**Problem to work on**
Repeat all entries exactly.

**Extracted records**
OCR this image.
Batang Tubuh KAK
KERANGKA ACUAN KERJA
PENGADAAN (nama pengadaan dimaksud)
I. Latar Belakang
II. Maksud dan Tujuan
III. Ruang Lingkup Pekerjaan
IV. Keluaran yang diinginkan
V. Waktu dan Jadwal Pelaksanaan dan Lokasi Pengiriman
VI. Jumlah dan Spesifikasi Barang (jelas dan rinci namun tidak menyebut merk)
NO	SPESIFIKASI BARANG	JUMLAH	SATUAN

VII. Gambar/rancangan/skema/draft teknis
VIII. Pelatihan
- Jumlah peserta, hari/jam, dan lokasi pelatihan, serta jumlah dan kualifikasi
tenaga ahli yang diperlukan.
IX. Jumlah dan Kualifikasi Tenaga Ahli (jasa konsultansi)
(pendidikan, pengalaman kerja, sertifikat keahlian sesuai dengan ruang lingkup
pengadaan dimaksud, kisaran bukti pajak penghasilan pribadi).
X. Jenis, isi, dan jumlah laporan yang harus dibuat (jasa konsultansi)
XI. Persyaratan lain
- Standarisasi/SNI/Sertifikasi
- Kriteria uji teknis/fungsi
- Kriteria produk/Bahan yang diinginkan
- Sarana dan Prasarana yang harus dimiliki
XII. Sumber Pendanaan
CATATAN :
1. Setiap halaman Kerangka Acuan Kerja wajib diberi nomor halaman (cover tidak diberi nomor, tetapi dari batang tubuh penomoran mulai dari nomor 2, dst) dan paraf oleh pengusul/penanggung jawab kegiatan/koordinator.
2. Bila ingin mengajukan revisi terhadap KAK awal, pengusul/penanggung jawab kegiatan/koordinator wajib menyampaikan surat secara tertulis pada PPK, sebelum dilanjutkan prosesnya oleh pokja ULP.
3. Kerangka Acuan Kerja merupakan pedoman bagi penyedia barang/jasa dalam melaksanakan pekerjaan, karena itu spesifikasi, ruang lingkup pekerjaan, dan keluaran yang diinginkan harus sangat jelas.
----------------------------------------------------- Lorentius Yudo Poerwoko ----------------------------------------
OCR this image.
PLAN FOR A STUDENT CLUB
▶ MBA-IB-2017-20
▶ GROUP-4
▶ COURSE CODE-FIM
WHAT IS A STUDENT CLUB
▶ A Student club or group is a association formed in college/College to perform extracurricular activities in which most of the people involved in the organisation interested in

**Exercise response**
OCR this image.
Batang Tubuh KAK
KERANGKA ACUAN KERJA
PENGADAAN (nama pengadaan dimaksud)
I. Latar Belakang
II. Maksud dan Tujuan
III. Ruang Lingkup Pekerjaan
IV. Keluaran yang diinginkan
V. Waktu dan Jadwal Pelaksanaan dan Lokasi Pengiriman
VI. Jumlah dan Spesifikasi Barang (jelas dan rinci namun tidak menyebut merk)
NO	SPESIFIKASI BARANG	JUMLAH	SATUAN

VII. Gambar/rancangan/skema/draft teknis
VIII. Pelatihan
- Jumlah peserta, hari/jam, dan lokasi pelatihan, serta jumlah dan kualifikasi
tenaga ahli yang diperlukan.
IX. Jumlah dan Kualifikasi Tenaga Ahli (jasa konsultansi)
(pendidikan, pengalaman kerja, sertifikat keahlian sesuai dengan ruang lingkup
pengadaan dimaksud, kisaran bukti pajak penghasilan pribadi).
X. Jenis, isi, dan jumlah laporan yang harus dibuat (jasa konsultansi)
XI. Persyaratan lain
- Standarisasi/SNI/Sertifikasi
- Kriteria uji teknis/fungsi
- Kriteria produk/Bahan yang diinginkan
- Sarana dan Prasarana yang harus dimiliki
XII. Sumber Pendanaan
CATATAN :
1. Setiap halaman Kerangka Acuan Kerja wajib diberi nomor halaman (cover tidak diberi nomor, tetapi dari batang tubuh penomoran mulai dari nomor 2, dst) dan paraf oleh pengusul/penanggung jawab kegiatan/koordinator.
2. Bila ingin mengajukan revisi terhadap KAK awal, pengusul/penanggung jawab kegiatan/koordinator wajib menyampaikan surat secara tertulis pada PPK, sebelum dilanjutkan prosesnya oleh pokja ULP.
3. Kerangka Acuan Kerja merupakan pedoman bagi penyedia barang/jasa dalam melaksanakan pekerjaan, karena itu spesifikasi, ruang lingkup pekerjaan, dan keluaran yang diinginkan harus sangat jelas.
----------------------------------------------------- Lorentius Yudo Poerwoko ----------------------------------------
OCR this image.
PLAN FOR A STUDENT CLUB
▶ MBA-IB-2017-20
▶ GROUP-4
▶ COURSE CODE-FIM
WHAT IS A STUDENT CLUB
▶ A Student club or group is a association formed in college/College to perform extracurricular activities in which most of the people involved in the organisation interested in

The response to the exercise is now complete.